> **Problem to work on**: Copy every line from the records below that holds the word "right".

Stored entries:
* Start *

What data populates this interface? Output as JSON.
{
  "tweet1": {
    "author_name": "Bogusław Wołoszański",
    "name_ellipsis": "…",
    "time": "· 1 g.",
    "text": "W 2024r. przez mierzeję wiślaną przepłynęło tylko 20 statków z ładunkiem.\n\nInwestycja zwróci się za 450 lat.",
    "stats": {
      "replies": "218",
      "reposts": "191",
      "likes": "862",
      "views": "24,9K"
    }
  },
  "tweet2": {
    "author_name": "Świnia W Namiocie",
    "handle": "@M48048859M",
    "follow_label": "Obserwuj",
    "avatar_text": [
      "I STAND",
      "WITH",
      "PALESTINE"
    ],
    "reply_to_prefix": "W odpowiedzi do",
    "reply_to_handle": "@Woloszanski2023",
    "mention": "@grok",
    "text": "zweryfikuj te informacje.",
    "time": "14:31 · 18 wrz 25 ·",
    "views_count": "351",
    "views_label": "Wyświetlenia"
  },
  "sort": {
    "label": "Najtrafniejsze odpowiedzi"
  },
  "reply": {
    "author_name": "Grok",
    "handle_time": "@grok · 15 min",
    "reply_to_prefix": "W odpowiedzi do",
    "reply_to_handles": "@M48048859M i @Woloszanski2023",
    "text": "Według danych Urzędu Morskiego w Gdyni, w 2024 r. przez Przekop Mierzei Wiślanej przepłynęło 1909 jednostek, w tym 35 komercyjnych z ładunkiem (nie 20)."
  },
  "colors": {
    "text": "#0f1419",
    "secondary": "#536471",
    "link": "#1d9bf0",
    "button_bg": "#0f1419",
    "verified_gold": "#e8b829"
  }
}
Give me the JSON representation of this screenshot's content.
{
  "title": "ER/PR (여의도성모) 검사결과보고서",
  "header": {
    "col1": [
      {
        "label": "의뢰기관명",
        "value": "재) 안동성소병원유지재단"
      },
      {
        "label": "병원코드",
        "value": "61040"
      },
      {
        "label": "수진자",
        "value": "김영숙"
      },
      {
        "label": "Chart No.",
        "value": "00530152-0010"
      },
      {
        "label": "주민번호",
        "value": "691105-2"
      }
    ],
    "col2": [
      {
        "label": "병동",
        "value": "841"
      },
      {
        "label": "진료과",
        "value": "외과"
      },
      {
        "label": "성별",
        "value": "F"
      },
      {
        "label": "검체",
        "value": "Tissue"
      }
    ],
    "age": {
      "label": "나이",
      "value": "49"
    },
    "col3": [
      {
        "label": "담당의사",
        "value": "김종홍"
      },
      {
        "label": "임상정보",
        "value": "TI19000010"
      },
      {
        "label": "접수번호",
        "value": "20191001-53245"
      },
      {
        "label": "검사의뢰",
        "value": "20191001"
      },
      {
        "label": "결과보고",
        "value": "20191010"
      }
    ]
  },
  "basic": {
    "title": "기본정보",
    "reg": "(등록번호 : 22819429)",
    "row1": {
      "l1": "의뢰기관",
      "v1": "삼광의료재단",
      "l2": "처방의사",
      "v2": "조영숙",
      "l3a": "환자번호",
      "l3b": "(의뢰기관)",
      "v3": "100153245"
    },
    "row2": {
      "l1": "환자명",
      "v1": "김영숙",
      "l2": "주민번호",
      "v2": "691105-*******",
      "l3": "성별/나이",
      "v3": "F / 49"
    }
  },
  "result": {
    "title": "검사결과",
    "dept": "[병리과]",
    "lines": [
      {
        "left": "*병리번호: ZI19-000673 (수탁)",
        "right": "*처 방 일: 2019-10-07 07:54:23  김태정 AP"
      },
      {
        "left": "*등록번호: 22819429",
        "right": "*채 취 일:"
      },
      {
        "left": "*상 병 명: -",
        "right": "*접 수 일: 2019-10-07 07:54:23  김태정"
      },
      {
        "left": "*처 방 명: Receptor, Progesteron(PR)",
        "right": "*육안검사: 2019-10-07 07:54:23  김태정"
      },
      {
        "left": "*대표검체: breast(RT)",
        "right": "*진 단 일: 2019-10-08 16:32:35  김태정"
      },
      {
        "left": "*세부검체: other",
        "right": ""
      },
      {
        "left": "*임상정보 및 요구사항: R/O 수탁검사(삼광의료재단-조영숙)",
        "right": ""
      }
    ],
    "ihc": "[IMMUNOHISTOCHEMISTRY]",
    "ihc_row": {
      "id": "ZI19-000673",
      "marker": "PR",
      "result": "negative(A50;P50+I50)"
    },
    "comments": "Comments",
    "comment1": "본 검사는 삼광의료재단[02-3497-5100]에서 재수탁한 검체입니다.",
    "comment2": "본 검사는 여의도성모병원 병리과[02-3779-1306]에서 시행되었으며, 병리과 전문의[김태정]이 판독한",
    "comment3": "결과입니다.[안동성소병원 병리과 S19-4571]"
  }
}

* End *

> **Full response**:
        "right": "*처 방 일: 2019-10-07 07:54:23  김태정 AP"
        "right": "*채 취 일:"
        "right": "*접 수 일: 2019-10-07 07:54:23  김태정"
        "right": "*육안검사: 2019-10-07 07:54:23  김태정"
        "right": "*진 단 일: 2019-10-08 16:32:35  김태정"
        "right": ""
        "right": ""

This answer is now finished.